--- Data provided Enclosed Below ---

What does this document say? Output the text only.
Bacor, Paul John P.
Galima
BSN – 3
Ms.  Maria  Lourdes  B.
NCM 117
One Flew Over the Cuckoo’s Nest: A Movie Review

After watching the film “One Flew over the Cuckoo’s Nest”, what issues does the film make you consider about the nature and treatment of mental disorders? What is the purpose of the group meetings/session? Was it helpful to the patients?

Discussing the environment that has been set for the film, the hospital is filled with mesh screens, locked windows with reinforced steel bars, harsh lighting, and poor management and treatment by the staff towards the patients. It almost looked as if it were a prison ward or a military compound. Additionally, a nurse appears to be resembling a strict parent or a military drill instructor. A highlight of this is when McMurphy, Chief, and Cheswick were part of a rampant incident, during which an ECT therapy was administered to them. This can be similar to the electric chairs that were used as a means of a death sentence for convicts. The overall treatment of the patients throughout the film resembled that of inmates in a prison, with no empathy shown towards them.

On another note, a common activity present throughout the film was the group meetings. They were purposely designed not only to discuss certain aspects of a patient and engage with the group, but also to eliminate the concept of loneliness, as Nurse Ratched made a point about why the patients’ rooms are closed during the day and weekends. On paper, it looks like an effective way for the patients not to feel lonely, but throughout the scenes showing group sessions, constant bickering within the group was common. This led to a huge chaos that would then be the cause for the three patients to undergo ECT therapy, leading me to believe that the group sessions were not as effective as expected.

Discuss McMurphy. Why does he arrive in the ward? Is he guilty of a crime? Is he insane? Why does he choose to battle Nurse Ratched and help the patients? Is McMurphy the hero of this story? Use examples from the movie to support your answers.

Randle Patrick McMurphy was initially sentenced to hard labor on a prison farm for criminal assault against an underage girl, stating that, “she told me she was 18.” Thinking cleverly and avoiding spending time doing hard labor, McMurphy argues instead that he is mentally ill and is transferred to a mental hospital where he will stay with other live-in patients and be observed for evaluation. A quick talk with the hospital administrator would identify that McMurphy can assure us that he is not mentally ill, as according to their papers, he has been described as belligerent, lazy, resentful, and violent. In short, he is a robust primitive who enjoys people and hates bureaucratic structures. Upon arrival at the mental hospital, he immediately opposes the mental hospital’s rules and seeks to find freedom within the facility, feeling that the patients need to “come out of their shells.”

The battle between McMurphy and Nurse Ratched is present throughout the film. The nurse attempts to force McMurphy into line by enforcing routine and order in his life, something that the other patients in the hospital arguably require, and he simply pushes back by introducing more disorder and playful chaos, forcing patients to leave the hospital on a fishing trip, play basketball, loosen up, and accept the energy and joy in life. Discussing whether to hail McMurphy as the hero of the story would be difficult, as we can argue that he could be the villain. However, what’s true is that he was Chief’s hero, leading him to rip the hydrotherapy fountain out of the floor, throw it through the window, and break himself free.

--- End of Enclosed Data provided ---

[Task brief]
Copy down the entries exactly, leaving out no line.

[Answer below]
What does this document say? Output the text only.
Bacor, Paul John P.
Galima
BSN – 3
Ms.  Maria  Lourdes  B.
NCM 117
One Flew Over the Cuckoo’s Nest: A Movie Review

After watching the film “One Flew over the Cuckoo’s Nest”, what issues does the film make you consider about the nature and treatment of mental disorders? What is the purpose of the group meetings/session? Was it helpful to the patients?

Discussing the environment that has been set for the film, the hospital is filled with mesh screens, locked windows with reinforced steel bars, harsh lighting, and poor management and treatment by the staff towards the patients. It almost looked as if it were a prison ward or a military compound. Additionally, a nurse appears to be resembling a strict parent or a military drill instructor. A highlight of this is when McMurphy, Chief, and Cheswick were part of a rampant incident, during which an ECT therapy was administered to them. This can be similar to the electric chairs that were used as a means of a death sentence for convicts. The overall treatment of the patients throughout the film resembled that of inmates in a prison, with no empathy shown towards them.

On another note, a common activity present throughout the film was the group meetings. They were purposely designed not only to discuss certain aspects of a patient and engage with the group, but also to eliminate the concept of loneliness, as Nurse Ratched made a point about why the patients’ rooms are closed during the day and weekends. On paper, it looks like an effective way for the patients not to feel lonely, but throughout the scenes showing group sessions, constant bickering within the group was common. This led to a huge chaos that would then be the cause for the three patients to undergo ECT therapy, leading me to believe that the group sessions were not as effective as expected.

Discuss McMurphy. Why does he arrive in the ward? Is he guilty of a crime? Is he insane? Why does he choose to battle Nurse Ratched and help the patients? Is McMurphy the hero of this story? Use examples from the movie to support your answers.

Randle Patrick McMurphy was initially sentenced to hard labor on a prison farm for criminal assault against an underage girl, stating that, “she told me she was 18.” Thinking cleverly and avoiding spending time doing hard labor, McMurphy argues instead that he is mentally ill and is transferred to a mental hospital where he will stay with other live-in patients and be observed for evaluation. A quick talk with the hospital administrator would identify that McMurphy can assure us that he is not mentally ill, as according to their papers, he has been described as belligerent, lazy, resentful, and violent. In short, he is a robust primitive who enjoys people and hates bureaucratic structures. Upon arrival at the mental hospital, he immediately opposes the mental hospital’s rules and seeks to find freedom within the facility, feeling that the patients need to “come out of their shells.”

The battle between McMurphy and Nurse Ratched is present throughout the film. The nurse attempts to force McMurphy into line by enforcing routine and order in his life, something that the other patients in the hospital arguably require, and he simply pushes back by introducing more disorder and playful chaos, forcing patients to leave the hospital on a fishing trip, play basketball, loosen up, and accept the energy and joy in life. Discussing whether to hail McMurphy as the hero of the story would be difficult, as we can argue that he could be the villain. However, what’s true is that he was Chief’s hero, leading him to rip the hydrotherapy fountain out of the floor, throw it through the window, and break himself free.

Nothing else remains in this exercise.